**Data in this exercise**
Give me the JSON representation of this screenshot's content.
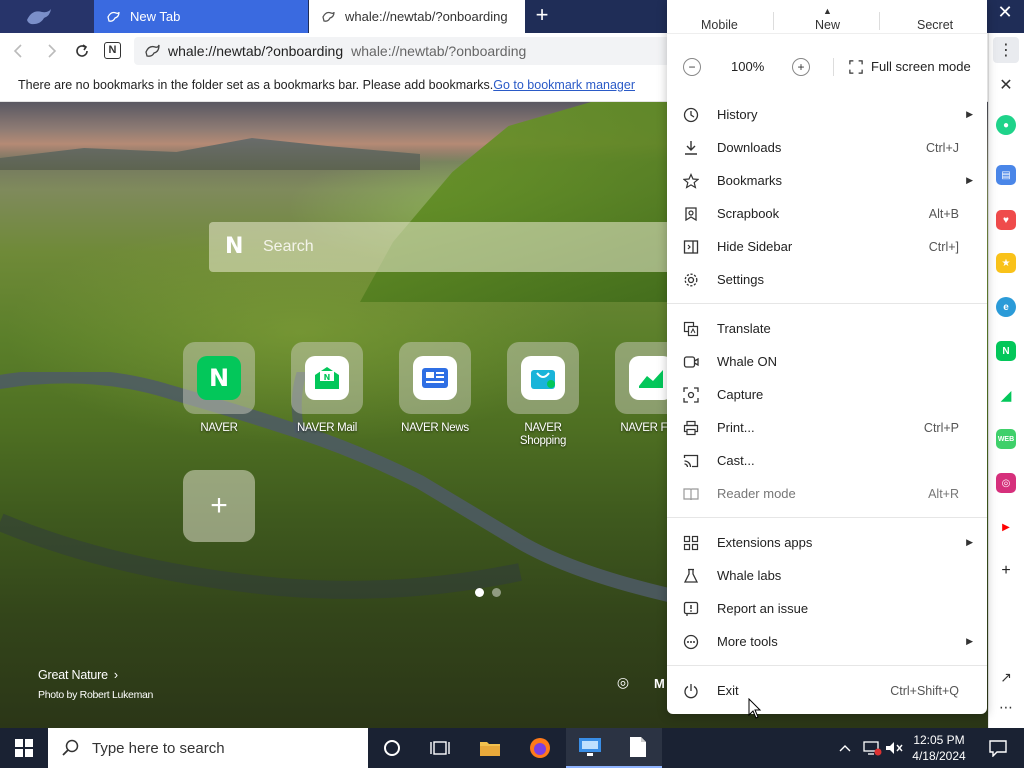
{
  "tabs": [
    {
      "title": "New Tab",
      "active": false
    },
    {
      "title": "whale://newtab/?onboarding",
      "active": true
    }
  ],
  "addressbar": {
    "url": "whale://newtab/?onboarding",
    "url_suggestion": "whale://newtab/?onboarding"
  },
  "bookmarkbar": {
    "message": "There are no bookmarks in the folder set as a bookmarks bar. Please add bookmarks.",
    "link": "Go to bookmark manager"
  },
  "ntp": {
    "search_placeholder": "Search",
    "search_logo": "N",
    "tiles": [
      {
        "label": "NAVER",
        "icon": "naver-icon",
        "color": "#03c75a"
      },
      {
        "label": "NAVER Mail",
        "icon": "naver-mail-icon",
        "color": "#03c75a"
      },
      {
        "label": "NAVER News",
        "icon": "naver-news-icon",
        "color": "#2f6fe4"
      },
      {
        "label": "NAVER Shopping",
        "icon": "naver-shopping-icon",
        "color": "#19b4d9"
      },
      {
        "label": "NAVER Fina",
        "icon": "naver-finance-icon",
        "color": "#03c75a"
      }
    ],
    "add_tile_label": "+",
    "caption_title": "Great Nature",
    "caption_credit": "Photo by Robert Lukeman",
    "corner_label": "M"
  },
  "menu": {
    "top_tabs": [
      "Mobile",
      "New",
      "Secret"
    ],
    "zoom_minus": "−",
    "zoom_value": "100%",
    "zoom_plus": "+",
    "fullscreen_label": "Full screen mode",
    "sections": [
      [
        {
          "label": "History",
          "shortcut": "",
          "submenu": true,
          "icon": "history-icon"
        },
        {
          "label": "Downloads",
          "shortcut": "Ctrl+J",
          "submenu": false,
          "icon": "download-icon"
        },
        {
          "label": "Bookmarks",
          "shortcut": "",
          "submenu": true,
          "icon": "star-icon"
        },
        {
          "label": "Scrapbook",
          "shortcut": "Alt+B",
          "submenu": false,
          "icon": "scrapbook-icon"
        },
        {
          "label": "Hide Sidebar",
          "shortcut": "Ctrl+]",
          "submenu": false,
          "icon": "sidebar-icon"
        },
        {
          "label": "Settings",
          "shortcut": "",
          "submenu": false,
          "icon": "gear-icon"
        }
      ],
      [
        {
          "label": "Translate",
          "shortcut": "",
          "submenu": false,
          "icon": "translate-icon"
        },
        {
          "label": "Whale ON",
          "shortcut": "",
          "submenu": false,
          "icon": "whale-on-icon"
        },
        {
          "label": "Capture",
          "shortcut": "",
          "submenu": false,
          "icon": "capture-icon"
        },
        {
          "label": "Print...",
          "shortcut": "Ctrl+P",
          "submenu": false,
          "icon": "print-icon"
        },
        {
          "label": "Cast...",
          "shortcut": "",
          "submenu": false,
          "icon": "cast-icon"
        },
        {
          "label": "Reader mode",
          "shortcut": "Alt+R",
          "submenu": false,
          "icon": "reader-icon",
          "disabled": true
        }
      ],
      [
        {
          "label": "Extensions apps",
          "shortcut": "",
          "submenu": true,
          "icon": "extensions-icon"
        },
        {
          "label": "Whale labs",
          "shortcut": "",
          "submenu": false,
          "icon": "flask-icon"
        },
        {
          "label": "Report an issue",
          "shortcut": "",
          "submenu": false,
          "icon": "report-icon"
        },
        {
          "label": "More tools",
          "shortcut": "",
          "submenu": true,
          "icon": "more-tools-icon"
        }
      ],
      [
        {
          "label": "Exit",
          "shortcut": "Ctrl+Shift+Q",
          "submenu": false,
          "icon": "power-icon"
        }
      ]
    ]
  },
  "taskbar": {
    "search_placeholder": "Type here to search",
    "time": "12:05 PM",
    "date": "4/18/2024"
  },
  "colors": {
    "tab_inactive": "#3a6ae0",
    "tabbar": "#1f2d57",
    "link": "#2a5ac7",
    "taskbar": "#1a2233"
  }
}
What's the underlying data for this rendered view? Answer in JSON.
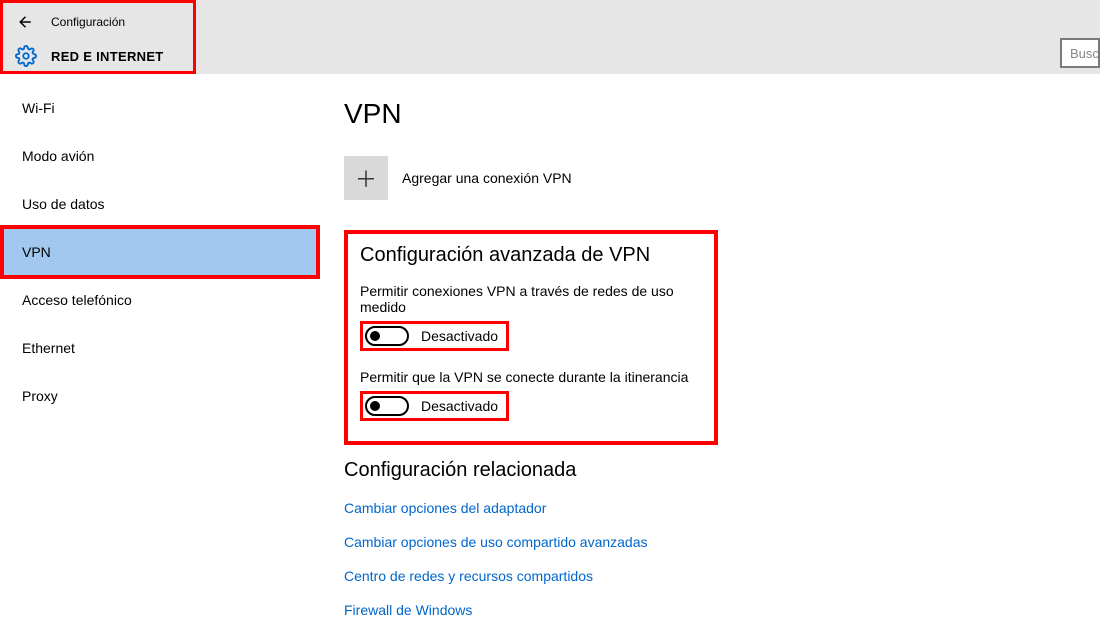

**Required task**
Output the data exactly. Pictures don't belong in the result.

**Reply**
Give me the JSON representation of this screenshot's content.
{
  "tabs": [
    {
      "title": "New Tab",
      "active": false
    },
    {
      "title": "whale://newtab/?onboarding",
      "active": true
    }
  ],
  "addressbar": {
    "url": "whale://newtab/?onboarding",
    "url_suggestion": "whale://newtab/?onboarding"
  },
  "bookmarkbar": {
    "message": "There are no bookmarks in the folder set as a bookmarks bar. Please add bookmarks.",
    "link": "Go to bookmark manager"
  },
  "ntp": {
    "search_placeholder": "Search",
    "search_logo": "N",
    "tiles": [
      {
        "label": "NAVER",
        "icon": "naver-icon",
        "color": "#03c75a"
      },
      {
        "label": "NAVER Mail",
        "icon": "naver-mail-icon",
        "color": "#03c75a"
      },
      {
        "label": "NAVER News",
        "icon": "naver-news-icon",
        "color": "#2f6fe4"
      },
      {
        "label": "NAVER Shopping",
        "icon": "naver-shopping-icon",
        "color": "#19b4d9"
      },
      {
        "label": "NAVER Fina",
        "icon": "naver-finance-icon",
        "color": "#03c75a"
      }
    ],
    "add_tile_label": "+",
    "caption_title": "Great Nature",
    "caption_credit": "Photo by Robert Lukeman",
    "corner_label": "M"
  },
  "menu": {
    "top_tabs": [
      "Mobile",
      "New",
      "Secret"
    ],
    "zoom_minus": "−",
    "zoom_value": "100%",
    "zoom_plus": "+",
    "fullscreen_label": "Full screen mode",
    "sections": [
      [
        {
          "label": "History",
          "shortcut": "",
          "submenu": true,
          "icon": "history-icon"
        },
        {
          "label": "Downloads",
          "shortcut": "Ctrl+J",
          "submenu": false,
          "icon": "download-icon"
        },
        {
          "label": "Bookmarks",
          "shortcut": "",
          "submenu": true,
          "icon": "star-icon"
        },
        {
          "label": "Scrapbook",
          "shortcut": "Alt+B",
          "submenu": false,
          "icon": "scrapbook-icon"
        },
        {
          "label": "Hide Sidebar",
          "shortcut": "Ctrl+]",
          "submenu": false,
          "icon": "sidebar-icon"
        },
        {
          "label": "Settings",
          "shortcut": "",
          "submenu": false,
          "icon": "gear-icon"
        }
      ],
      [
        {
          "label": "Translate",
          "shortcut": "",
          "submenu": false,
          "icon": "translate-icon"
        },
        {
          "label": "Whale ON",
          "shortcut": "",
          "submenu": false,
          "icon": "whale-on-icon"
        },
        {
          "label": "Capture",
          "shortcut": "",
          "submenu": false,
          "icon": "capture-icon"
        },
        {
          "label": "Print...",
          "shortcut": "Ctrl+P",
          "submenu": false,
          "icon": "print-icon"
        },
        {
          "label": "Cast...",
          "shortcut": "",
          "submenu": false,
          "icon": "cast-icon"
        },
        {
          "label": "Reader mode",
          "shortcut": "Alt+R",
          "submenu": false,
          "icon": "reader-icon",
          "disabled": true
        }
      ],
      [
        {
          "label": "Extensions apps",
          "shortcut": "",
          "submenu": true,
          "icon": "extensions-icon"
        },
        {
          "label": "Whale labs",
          "shortcut": "",
          "submenu": false,
          "icon": "flask-icon"
        },
        {
          "label": "Report an issue",
          "shortcut": "",
          "submenu": false,
          "icon": "report-icon"
        },
        {
          "label": "More tools",
          "shortcut": "",
          "submenu": true,
          "icon": "more-tools-icon"
        }
      ],
      [
        {
          "label": "Exit",
          "shortcut": "Ctrl+Shift+Q",
          "submenu": false,
          "icon": "power-icon"
        }
      ]
    ]
  },
  "taskbar": {
    "search_placeholder": "Type here to search",
    "time": "12:05 PM",
    "date": "4/18/2024"
  },
  "colors": {
    "tab_inactive": "#3a6ae0",
    "tabbar": "#1f2d57",
    "link": "#2a5ac7",
    "taskbar": "#1a2233"
  }
}
What's the underlying data for this rendered view? Answer in JSON.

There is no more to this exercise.